[Start of Dataset excerpts]

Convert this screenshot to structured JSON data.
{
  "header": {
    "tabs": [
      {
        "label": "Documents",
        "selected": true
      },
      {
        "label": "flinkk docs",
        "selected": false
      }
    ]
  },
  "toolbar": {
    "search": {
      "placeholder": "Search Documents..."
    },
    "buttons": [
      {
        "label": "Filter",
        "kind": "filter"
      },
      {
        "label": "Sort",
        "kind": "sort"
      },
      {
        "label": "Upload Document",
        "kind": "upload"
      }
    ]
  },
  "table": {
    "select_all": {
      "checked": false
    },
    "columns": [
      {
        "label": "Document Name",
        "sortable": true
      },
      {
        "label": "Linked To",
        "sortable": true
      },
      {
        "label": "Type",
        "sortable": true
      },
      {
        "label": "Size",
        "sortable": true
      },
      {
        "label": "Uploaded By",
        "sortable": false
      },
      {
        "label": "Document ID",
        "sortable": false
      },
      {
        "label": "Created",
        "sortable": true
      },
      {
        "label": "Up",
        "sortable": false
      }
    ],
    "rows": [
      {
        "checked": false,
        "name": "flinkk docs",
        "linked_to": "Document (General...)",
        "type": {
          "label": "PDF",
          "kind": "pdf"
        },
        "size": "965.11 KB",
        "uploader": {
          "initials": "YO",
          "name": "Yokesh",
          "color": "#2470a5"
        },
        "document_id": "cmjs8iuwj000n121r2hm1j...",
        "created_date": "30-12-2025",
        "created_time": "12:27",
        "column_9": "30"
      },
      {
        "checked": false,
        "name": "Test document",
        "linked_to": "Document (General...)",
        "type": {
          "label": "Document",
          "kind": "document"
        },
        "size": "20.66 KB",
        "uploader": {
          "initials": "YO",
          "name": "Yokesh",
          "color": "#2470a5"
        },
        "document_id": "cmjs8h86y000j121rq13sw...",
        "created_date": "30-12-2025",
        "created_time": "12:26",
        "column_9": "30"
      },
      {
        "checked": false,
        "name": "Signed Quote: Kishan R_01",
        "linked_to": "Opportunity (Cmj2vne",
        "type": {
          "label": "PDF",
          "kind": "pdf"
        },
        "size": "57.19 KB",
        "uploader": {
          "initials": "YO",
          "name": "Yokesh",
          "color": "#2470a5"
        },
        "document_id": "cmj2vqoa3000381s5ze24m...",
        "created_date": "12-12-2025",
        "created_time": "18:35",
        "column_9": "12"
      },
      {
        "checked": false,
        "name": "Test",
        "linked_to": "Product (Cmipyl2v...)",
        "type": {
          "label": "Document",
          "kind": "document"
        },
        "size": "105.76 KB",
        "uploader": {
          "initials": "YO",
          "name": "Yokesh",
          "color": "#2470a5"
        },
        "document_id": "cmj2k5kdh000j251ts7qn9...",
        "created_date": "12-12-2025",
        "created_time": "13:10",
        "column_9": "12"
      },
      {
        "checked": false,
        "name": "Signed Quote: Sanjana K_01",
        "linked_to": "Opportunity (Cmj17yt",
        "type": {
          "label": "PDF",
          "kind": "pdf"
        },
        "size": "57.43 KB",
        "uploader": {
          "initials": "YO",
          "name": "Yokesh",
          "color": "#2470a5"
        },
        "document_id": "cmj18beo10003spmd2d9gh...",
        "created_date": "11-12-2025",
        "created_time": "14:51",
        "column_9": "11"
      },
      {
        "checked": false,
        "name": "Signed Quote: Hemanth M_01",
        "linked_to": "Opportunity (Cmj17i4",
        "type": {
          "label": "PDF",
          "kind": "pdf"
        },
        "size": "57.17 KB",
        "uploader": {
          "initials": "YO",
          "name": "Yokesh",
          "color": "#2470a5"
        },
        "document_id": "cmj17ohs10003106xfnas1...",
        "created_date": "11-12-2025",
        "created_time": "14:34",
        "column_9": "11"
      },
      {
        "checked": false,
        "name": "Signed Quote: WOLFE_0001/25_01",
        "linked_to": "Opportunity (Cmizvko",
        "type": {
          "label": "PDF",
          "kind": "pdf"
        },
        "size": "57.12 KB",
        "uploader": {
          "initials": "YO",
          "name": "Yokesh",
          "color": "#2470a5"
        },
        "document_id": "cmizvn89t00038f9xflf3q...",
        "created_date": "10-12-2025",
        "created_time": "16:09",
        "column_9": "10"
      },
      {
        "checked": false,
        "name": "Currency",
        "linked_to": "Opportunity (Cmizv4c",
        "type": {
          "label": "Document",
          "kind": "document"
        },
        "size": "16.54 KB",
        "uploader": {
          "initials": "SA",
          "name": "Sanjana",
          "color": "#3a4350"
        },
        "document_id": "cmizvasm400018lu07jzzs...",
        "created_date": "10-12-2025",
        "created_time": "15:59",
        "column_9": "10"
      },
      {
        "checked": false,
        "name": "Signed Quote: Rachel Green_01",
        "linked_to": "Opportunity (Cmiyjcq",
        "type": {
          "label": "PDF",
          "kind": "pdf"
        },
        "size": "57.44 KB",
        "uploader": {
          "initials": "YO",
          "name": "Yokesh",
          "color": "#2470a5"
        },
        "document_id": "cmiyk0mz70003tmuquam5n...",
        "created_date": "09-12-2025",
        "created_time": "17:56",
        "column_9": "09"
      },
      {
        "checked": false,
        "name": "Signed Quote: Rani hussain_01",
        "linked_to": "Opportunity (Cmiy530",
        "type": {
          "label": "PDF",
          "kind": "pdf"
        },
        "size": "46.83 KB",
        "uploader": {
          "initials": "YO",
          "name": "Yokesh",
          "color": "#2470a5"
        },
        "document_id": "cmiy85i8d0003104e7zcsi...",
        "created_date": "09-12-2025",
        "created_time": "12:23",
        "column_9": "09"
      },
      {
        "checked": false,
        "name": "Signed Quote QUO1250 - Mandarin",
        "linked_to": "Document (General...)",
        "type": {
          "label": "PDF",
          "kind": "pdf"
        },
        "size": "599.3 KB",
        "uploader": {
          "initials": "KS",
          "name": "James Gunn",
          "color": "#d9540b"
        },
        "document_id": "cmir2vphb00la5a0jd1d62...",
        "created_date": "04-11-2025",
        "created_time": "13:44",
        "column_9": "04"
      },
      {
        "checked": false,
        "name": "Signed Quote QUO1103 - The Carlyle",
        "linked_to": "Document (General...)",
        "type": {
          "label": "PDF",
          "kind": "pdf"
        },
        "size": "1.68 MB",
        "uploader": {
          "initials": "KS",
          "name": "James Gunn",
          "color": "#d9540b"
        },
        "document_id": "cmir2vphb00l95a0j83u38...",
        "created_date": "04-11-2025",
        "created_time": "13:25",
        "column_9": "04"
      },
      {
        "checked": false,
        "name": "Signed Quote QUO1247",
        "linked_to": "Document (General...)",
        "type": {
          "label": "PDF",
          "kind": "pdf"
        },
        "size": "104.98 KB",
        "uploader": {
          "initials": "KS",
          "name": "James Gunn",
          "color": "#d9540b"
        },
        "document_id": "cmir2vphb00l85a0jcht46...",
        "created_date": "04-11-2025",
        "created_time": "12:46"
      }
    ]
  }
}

[End of Dataset excerpts]

(What needs to be done)
Say how many lines in the listing above include "Sanjana". Give nothing but the number.

(Complete output)
2